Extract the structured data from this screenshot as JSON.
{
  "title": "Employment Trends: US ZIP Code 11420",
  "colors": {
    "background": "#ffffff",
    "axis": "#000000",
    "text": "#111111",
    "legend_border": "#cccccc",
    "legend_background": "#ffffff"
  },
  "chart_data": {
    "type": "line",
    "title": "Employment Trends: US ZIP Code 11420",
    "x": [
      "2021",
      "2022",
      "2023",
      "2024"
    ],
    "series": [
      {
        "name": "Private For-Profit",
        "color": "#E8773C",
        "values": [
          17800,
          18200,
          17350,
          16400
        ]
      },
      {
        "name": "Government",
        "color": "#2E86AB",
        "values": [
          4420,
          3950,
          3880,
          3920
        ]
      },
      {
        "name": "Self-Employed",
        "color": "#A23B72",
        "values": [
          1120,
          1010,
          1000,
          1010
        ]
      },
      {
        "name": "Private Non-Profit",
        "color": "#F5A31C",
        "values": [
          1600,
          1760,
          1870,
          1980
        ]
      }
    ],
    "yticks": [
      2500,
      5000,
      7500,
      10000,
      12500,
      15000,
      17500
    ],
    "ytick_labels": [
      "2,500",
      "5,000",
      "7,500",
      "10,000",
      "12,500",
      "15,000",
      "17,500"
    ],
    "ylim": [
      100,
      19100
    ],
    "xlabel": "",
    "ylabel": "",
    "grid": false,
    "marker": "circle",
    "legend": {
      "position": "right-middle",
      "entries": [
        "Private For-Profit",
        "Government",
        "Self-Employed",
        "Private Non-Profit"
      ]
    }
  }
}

* [Stated problem] Reproduce the data, keeping every line exactly the same.

* [Complete response]
Extract the structured data from this screenshot as JSON.
{
  "title": "Employment Trends: US ZIP Code 11420",
  "colors": {
    "background": "#ffffff",
    "axis": "#000000",
    "text": "#111111",
    "legend_border": "#cccccc",
    "legend_background": "#ffffff"
  },
  "chart_data": {
    "type": "line",
    "title": "Employment Trends: US ZIP Code 11420",
    "x": [
      "2021",
      "2022",
      "2023",
      "2024"
    ],
    "series": [
      {
        "name": "Private For-Profit",
        "color": "#E8773C",
        "values": [
          17800,
          18200,
          17350,
          16400
        ]
      },
      {
        "name": "Government",
        "color": "#2E86AB",
        "values": [
          4420,
          3950,
          3880,
          3920
        ]
      },
      {
        "name": "Self-Employed",
        "color": "#A23B72",
        "values": [
          1120,
          1010,
          1000,
          1010
        ]
      },
      {
        "name": "Private Non-Profit",
        "color": "#F5A31C",
        "values": [
          1600,
          1760,
          1870,
          1980
        ]
      }
    ],
    "yticks": [
      2500,
      5000,
      7500,
      10000,
      12500,
      15000,
      17500
    ],
    "ytick_labels": [
      "2,500",
      "5,000",
      "7,500",
      "10,000",
      "12,500",
      "15,000",
      "17,500"
    ],
    "ylim": [
      100,
      19100
    ],
    "xlabel": "",
    "ylabel": "",
    "grid": false,
    "marker": "circle",
    "legend": {
      "position": "right-middle",
      "entries": [
        "Private For-Profit",
        "Government",
        "Self-Employed",
        "Private Non-Profit"
      ]
    }
  }
}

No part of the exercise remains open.